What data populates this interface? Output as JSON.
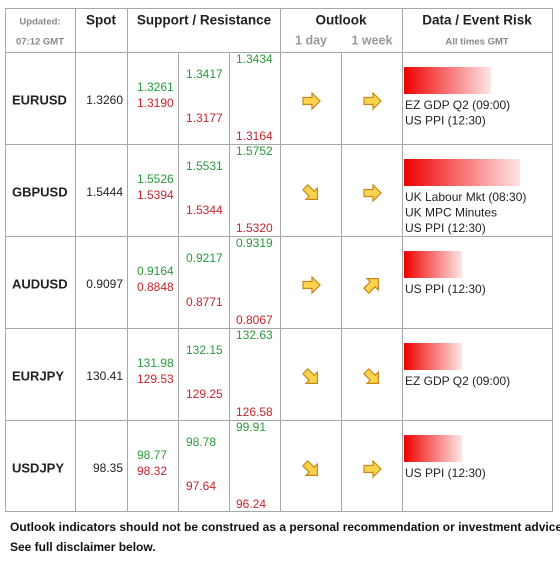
{
  "header": {
    "updated_label": "Updated:",
    "updated_time": "07:12 GMT",
    "spot": "Spot",
    "support_resistance": "Support / Resistance",
    "outlook": "Outlook",
    "outlook_1day": "1 day",
    "outlook_1week": "1 week",
    "event_risk": "Data / Event Risk",
    "times_note": "All times GMT"
  },
  "rows": [
    {
      "pair": "EURUSD",
      "spot": "1.3260",
      "levels": [
        {
          "resistance": "1.3261",
          "support": "1.3190"
        },
        {
          "resistance": "1.3417",
          "support": "1.3177"
        },
        {
          "resistance": "1.3434",
          "support": "1.3164"
        }
      ],
      "outlook_1day": "right",
      "outlook_1week": "right",
      "risk": 3,
      "events": [
        "EZ GDP Q2 (09:00)",
        "US PPI (12:30)"
      ]
    },
    {
      "pair": "GBPUSD",
      "spot": "1.5444",
      "levels": [
        {
          "resistance": "1.5526",
          "support": "1.5394"
        },
        {
          "resistance": "1.5531",
          "support": "1.5344"
        },
        {
          "resistance": "1.5752",
          "support": "1.5320"
        }
      ],
      "outlook_1day": "down-right",
      "outlook_1week": "right",
      "risk": 4,
      "events": [
        "UK Labour Mkt (08:30)",
        "UK MPC Minutes",
        "US PPI (12:30)"
      ]
    },
    {
      "pair": "AUDUSD",
      "spot": "0.9097",
      "levels": [
        {
          "resistance": "0.9164",
          "support": "0.8848"
        },
        {
          "resistance": "0.9217",
          "support": "0.8771"
        },
        {
          "resistance": "0.9319",
          "support": "0.8067"
        }
      ],
      "outlook_1day": "right",
      "outlook_1week": "up-right",
      "risk": 2,
      "events": [
        "US PPI (12:30)"
      ]
    },
    {
      "pair": "EURJPY",
      "spot": "130.41",
      "levels": [
        {
          "resistance": "131.98",
          "support": "129.53"
        },
        {
          "resistance": "132.15",
          "support": "129.25"
        },
        {
          "resistance": "132.63",
          "support": "126.58"
        }
      ],
      "outlook_1day": "down-right",
      "outlook_1week": "down-right",
      "risk": 2,
      "events": [
        "EZ GDP Q2 (09:00)"
      ]
    },
    {
      "pair": "USDJPY",
      "spot": "98.35",
      "levels": [
        {
          "resistance": "98.77",
          "support": "98.32"
        },
        {
          "resistance": "98.78",
          "support": "97.64"
        },
        {
          "resistance": "99.91",
          "support": "96.24"
        }
      ],
      "outlook_1day": "down-right",
      "outlook_1week": "right",
      "risk": 2,
      "events": [
        "US PPI (12:30)"
      ]
    }
  ],
  "footer": [
    "Outlook indicators should not be construed as a personal recommendation or investment advice.",
    "See full disclaimer below."
  ]
}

* DESCRIPTION OF THE TASK: Return the entries unchanged, save for the pictures, which do not belong in the copy.

* RESULT FOR THIS EXERCISE:
What data populates this interface? Output as JSON.
{
  "header": {
    "updated_label": "Updated:",
    "updated_time": "07:12 GMT",
    "spot": "Spot",
    "support_resistance": "Support / Resistance",
    "outlook": "Outlook",
    "outlook_1day": "1 day",
    "outlook_1week": "1 week",
    "event_risk": "Data / Event Risk",
    "times_note": "All times GMT"
  },
  "rows": [
    {
      "pair": "EURUSD",
      "spot": "1.3260",
      "levels": [
        {
          "resistance": "1.3261",
          "support": "1.3190"
        },
        {
          "resistance": "1.3417",
          "support": "1.3177"
        },
        {
          "resistance": "1.3434",
          "support": "1.3164"
        }
      ],
      "outlook_1day": "right",
      "outlook_1week": "right",
      "risk": 3,
      "events": [
        "EZ GDP Q2 (09:00)",
        "US PPI (12:30)"
      ]
    },
    {
      "pair": "GBPUSD",
      "spot": "1.5444",
      "levels": [
        {
          "resistance": "1.5526",
          "support": "1.5394"
        },
        {
          "resistance": "1.5531",
          "support": "1.5344"
        },
        {
          "resistance": "1.5752",
          "support": "1.5320"
        }
      ],
      "outlook_1day": "down-right",
      "outlook_1week": "right",
      "risk": 4,
      "events": [
        "UK Labour Mkt (08:30)",
        "UK MPC Minutes",
        "US PPI (12:30)"
      ]
    },
    {
      "pair": "AUDUSD",
      "spot": "0.9097",
      "levels": [
        {
          "resistance": "0.9164",
          "support": "0.8848"
        },
        {
          "resistance": "0.9217",
          "support": "0.8771"
        },
        {
          "resistance": "0.9319",
          "support": "0.8067"
        }
      ],
      "outlook_1day": "right",
      "outlook_1week": "up-right",
      "risk": 2,
      "events": [
        "US PPI (12:30)"
      ]
    },
    {
      "pair": "EURJPY",
      "spot": "130.41",
      "levels": [
        {
          "resistance": "131.98",
          "support": "129.53"
        },
        {
          "resistance": "132.15",
          "support": "129.25"
        },
        {
          "resistance": "132.63",
          "support": "126.58"
        }
      ],
      "outlook_1day": "down-right",
      "outlook_1week": "down-right",
      "risk": 2,
      "events": [
        "EZ GDP Q2 (09:00)"
      ]
    },
    {
      "pair": "USDJPY",
      "spot": "98.35",
      "levels": [
        {
          "resistance": "98.77",
          "support": "98.32"
        },
        {
          "resistance": "98.78",
          "support": "97.64"
        },
        {
          "resistance": "99.91",
          "support": "96.24"
        }
      ],
      "outlook_1day": "down-right",
      "outlook_1week": "right",
      "risk": 2,
      "events": [
        "US PPI (12:30)"
      ]
    }
  ],
  "footer": [
    "Outlook indicators should not be construed as a personal recommendation or investment advice.",
    "See full disclaimer below."
  ]
}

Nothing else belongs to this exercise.